■ Exercise goal:
Exactly repeat the full listing that follows.

○ ○ ○

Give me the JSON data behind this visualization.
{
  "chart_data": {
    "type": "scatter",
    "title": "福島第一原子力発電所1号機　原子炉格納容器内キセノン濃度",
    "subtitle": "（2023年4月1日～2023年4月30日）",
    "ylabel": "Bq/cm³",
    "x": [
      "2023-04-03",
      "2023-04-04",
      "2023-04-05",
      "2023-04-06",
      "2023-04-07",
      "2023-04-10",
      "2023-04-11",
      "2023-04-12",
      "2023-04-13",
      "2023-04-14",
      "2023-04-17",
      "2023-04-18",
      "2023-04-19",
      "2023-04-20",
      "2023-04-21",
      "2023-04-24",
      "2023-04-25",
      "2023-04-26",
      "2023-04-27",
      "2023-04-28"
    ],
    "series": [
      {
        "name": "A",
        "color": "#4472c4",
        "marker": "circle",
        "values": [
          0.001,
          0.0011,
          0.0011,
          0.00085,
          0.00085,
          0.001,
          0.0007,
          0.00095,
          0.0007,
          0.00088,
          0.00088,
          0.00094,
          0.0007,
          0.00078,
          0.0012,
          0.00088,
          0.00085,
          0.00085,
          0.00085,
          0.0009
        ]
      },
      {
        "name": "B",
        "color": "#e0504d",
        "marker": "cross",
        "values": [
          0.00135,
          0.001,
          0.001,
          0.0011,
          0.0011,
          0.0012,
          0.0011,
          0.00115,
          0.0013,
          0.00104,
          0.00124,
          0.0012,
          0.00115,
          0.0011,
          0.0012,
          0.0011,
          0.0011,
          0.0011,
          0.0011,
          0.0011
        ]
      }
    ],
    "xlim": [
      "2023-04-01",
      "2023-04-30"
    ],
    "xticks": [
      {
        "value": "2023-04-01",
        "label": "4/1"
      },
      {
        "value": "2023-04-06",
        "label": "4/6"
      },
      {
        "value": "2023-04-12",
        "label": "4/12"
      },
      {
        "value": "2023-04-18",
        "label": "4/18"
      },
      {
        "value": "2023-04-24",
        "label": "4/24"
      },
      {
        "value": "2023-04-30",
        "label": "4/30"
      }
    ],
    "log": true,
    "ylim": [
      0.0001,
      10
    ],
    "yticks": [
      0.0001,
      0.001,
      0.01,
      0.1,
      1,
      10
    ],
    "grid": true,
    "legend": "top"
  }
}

○ ○ ○

■ Solution for this problem:
Give me the JSON data behind this visualization.
{
  "chart_data": {
    "type": "scatter",
    "title": "福島第一原子力発電所1号機　原子炉格納容器内キセノン濃度",
    "subtitle": "（2023年4月1日～2023年4月30日）",
    "ylabel": "Bq/cm³",
    "x": [
      "2023-04-03",
      "2023-04-04",
      "2023-04-05",
      "2023-04-06",
      "2023-04-07",
      "2023-04-10",
      "2023-04-11",
      "2023-04-12",
      "2023-04-13",
      "2023-04-14",
      "2023-04-17",
      "2023-04-18",
      "2023-04-19",
      "2023-04-20",
      "2023-04-21",
      "2023-04-24",
      "2023-04-25",
      "2023-04-26",
      "2023-04-27",
      "2023-04-28"
    ],
    "series": [
      {
        "name": "A",
        "color": "#4472c4",
        "marker": "circle",
        "values": [
          0.001,
          0.0011,
          0.0011,
          0.00085,
          0.00085,
          0.001,
          0.0007,
          0.00095,
          0.0007,
          0.00088,
          0.00088,
          0.00094,
          0.0007,
          0.00078,
          0.0012,
          0.00088,
          0.00085,
          0.00085,
          0.00085,
          0.0009
        ]
      },
      {
        "name": "B",
        "color": "#e0504d",
        "marker": "cross",
        "values": [
          0.00135,
          0.001,
          0.001,
          0.0011,
          0.0011,
          0.0012,
          0.0011,
          0.00115,
          0.0013,
          0.00104,
          0.00124,
          0.0012,
          0.00115,
          0.0011,
          0.0012,
          0.0011,
          0.0011,
          0.0011,
          0.0011,
          0.0011
        ]
      }
    ],
    "xlim": [
      "2023-04-01",
      "2023-04-30"
    ],
    "xticks": [
      {
        "value": "2023-04-01",
        "label": "4/1"
      },
      {
        "value": "2023-04-06",
        "label": "4/6"
      },
      {
        "value": "2023-04-12",
        "label": "4/12"
      },
      {
        "value": "2023-04-18",
        "label": "4/18"
      },
      {
        "value": "2023-04-24",
        "label": "4/24"
      },
      {
        "value": "2023-04-30",
        "label": "4/30"
      }
    ],
    "log": true,
    "ylim": [
      0.0001,
      10
    ],
    "yticks": [
      0.0001,
      0.001,
      0.01,
      0.1,
      1,
      10
    ],
    "grid": true,
    "legend": "top"
  }
}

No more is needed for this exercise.